━━ SUPPLIED RECORDS ━━
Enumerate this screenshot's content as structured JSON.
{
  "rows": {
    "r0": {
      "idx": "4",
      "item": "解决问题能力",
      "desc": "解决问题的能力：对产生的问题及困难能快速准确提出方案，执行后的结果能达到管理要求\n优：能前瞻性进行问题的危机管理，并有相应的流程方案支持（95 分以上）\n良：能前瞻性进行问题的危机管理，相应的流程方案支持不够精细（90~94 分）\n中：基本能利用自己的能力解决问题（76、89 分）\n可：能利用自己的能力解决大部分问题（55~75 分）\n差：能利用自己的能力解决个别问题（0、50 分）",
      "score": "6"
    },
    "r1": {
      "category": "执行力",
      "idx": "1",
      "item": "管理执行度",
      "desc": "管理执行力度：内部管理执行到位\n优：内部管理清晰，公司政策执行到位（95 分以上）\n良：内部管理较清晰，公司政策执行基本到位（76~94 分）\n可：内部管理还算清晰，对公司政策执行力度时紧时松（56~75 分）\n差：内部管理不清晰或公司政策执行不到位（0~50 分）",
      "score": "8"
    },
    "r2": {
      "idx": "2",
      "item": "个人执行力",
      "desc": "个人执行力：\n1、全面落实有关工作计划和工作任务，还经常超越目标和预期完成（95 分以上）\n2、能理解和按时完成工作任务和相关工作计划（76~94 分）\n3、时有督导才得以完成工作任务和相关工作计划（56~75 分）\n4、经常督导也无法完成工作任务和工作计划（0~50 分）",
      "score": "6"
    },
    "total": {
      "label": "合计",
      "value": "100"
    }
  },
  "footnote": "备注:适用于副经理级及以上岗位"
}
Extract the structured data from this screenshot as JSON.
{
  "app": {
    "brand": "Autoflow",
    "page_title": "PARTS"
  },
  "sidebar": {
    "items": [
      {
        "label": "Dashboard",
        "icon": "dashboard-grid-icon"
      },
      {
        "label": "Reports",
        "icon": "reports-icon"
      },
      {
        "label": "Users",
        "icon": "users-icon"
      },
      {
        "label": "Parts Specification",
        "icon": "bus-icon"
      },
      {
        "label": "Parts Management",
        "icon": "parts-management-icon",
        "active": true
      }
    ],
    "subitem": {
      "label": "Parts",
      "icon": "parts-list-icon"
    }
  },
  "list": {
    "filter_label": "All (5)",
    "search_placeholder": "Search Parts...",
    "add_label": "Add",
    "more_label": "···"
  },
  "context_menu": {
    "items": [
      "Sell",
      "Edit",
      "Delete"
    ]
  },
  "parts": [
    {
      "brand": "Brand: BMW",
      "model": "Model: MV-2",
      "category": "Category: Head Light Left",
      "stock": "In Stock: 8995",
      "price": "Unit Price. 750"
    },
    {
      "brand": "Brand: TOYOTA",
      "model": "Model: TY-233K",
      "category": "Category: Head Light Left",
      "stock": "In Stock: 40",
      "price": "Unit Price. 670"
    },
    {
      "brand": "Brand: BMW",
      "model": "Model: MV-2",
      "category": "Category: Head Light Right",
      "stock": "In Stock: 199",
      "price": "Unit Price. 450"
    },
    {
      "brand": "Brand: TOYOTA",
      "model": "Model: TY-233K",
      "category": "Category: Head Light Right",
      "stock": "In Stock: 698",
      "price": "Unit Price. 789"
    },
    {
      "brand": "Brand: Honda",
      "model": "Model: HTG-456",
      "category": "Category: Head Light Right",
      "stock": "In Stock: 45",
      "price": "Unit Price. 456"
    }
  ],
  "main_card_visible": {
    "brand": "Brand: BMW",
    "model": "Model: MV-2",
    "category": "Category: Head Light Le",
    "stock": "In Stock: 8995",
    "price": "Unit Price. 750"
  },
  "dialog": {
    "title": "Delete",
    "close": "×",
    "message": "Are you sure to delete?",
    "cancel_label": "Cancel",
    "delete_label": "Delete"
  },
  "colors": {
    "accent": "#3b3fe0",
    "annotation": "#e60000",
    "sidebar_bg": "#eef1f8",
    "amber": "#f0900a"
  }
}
━━━
_TASK STATEMENT:_ Retype all of the data shown above, word for word.

_ANSWER FOR THE TASK:_
Enumerate this screenshot's content as structured JSON.
{
  "rows": {
    "r0": {
      "idx": "4",
      "item": "解决问题能力",
      "desc": "解决问题的能力：对产生的问题及困难能快速准确提出方案，执行后的结果能达到管理要求\n优：能前瞻性进行问题的危机管理，并有相应的流程方案支持（95 分以上）\n良：能前瞻性进行问题的危机管理，相应的流程方案支持不够精细（90~94 分）\n中：基本能利用自己的能力解决问题（76、89 分）\n可：能利用自己的能力解决大部分问题（55~75 分）\n差：能利用自己的能力解决个别问题（0、50 分）",
      "score": "6"
    },
    "r1": {
      "category": "执行力",
      "idx": "1",
      "item": "管理执行度",
      "desc": "管理执行力度：内部管理执行到位\n优：内部管理清晰，公司政策执行到位（95 分以上）\n良：内部管理较清晰，公司政策执行基本到位（76~94 分）\n可：内部管理还算清晰，对公司政策执行力度时紧时松（56~75 分）\n差：内部管理不清晰或公司政策执行不到位（0~50 分）",
      "score": "8"
    },
    "r2": {
      "idx": "2",
      "item": "个人执行力",
      "desc": "个人执行力：\n1、全面落实有关工作计划和工作任务，还经常超越目标和预期完成（95 分以上）\n2、能理解和按时完成工作任务和相关工作计划（76~94 分）\n3、时有督导才得以完成工作任务和相关工作计划（56~75 分）\n4、经常督导也无法完成工作任务和工作计划（0~50 分）",
      "score": "6"
    },
    "total": {
      "label": "合计",
      "value": "100"
    }
  },
  "footnote": "备注:适用于副经理级及以上岗位"
}
Extract the structured data from this screenshot as JSON.
{
  "app": {
    "brand": "Autoflow",
    "page_title": "PARTS"
  },
  "sidebar": {
    "items": [
      {
        "label": "Dashboard",
        "icon": "dashboard-grid-icon"
      },
      {
        "label": "Reports",
        "icon": "reports-icon"
      },
      {
        "label": "Users",
        "icon": "users-icon"
      },
      {
        "label": "Parts Specification",
        "icon": "bus-icon"
      },
      {
        "label": "Parts Management",
        "icon": "parts-management-icon",
        "active": true
      }
    ],
    "subitem": {
      "label": "Parts",
      "icon": "parts-list-icon"
    }
  },
  "list": {
    "filter_label": "All (5)",
    "search_placeholder": "Search Parts...",
    "add_label": "Add",
    "more_label": "···"
  },
  "context_menu": {
    "items": [
      "Sell",
      "Edit",
      "Delete"
    ]
  },
  "parts": [
    {
      "brand": "Brand: BMW",
      "model": "Model: MV-2",
      "category": "Category: Head Light Left",
      "stock": "In Stock: 8995",
      "price": "Unit Price. 750"
    },
    {
      "brand": "Brand: TOYOTA",
      "model": "Model: TY-233K",
      "category": "Category: Head Light Left",
      "stock": "In Stock: 40",
      "price": "Unit Price. 670"
    },
    {
      "brand": "Brand: BMW",
      "model": "Model: MV-2",
      "category": "Category: Head Light Right",
      "stock": "In Stock: 199",
      "price": "Unit Price. 450"
    },
    {
      "brand": "Brand: TOYOTA",
      "model": "Model: TY-233K",
      "category": "Category: Head Light Right",
      "stock": "In Stock: 698",
      "price": "Unit Price. 789"
    },
    {
      "brand": "Brand: Honda",
      "model": "Model: HTG-456",
      "category": "Category: Head Light Right",
      "stock": "In Stock: 45",
      "price": "Unit Price. 456"
    }
  ],
  "main_card_visible": {
    "brand": "Brand: BMW",
    "model": "Model: MV-2",
    "category": "Category: Head Light Le",
    "stock": "In Stock: 8995",
    "price": "Unit Price. 750"
  },
  "dialog": {
    "title": "Delete",
    "close": "×",
    "message": "Are you sure to delete?",
    "cancel_label": "Cancel",
    "delete_label": "Delete"
  },
  "colors": {
    "accent": "#3b3fe0",
    "annotation": "#e60000",
    "sidebar_bg": "#eef1f8",
    "amber": "#f0900a"
  }
}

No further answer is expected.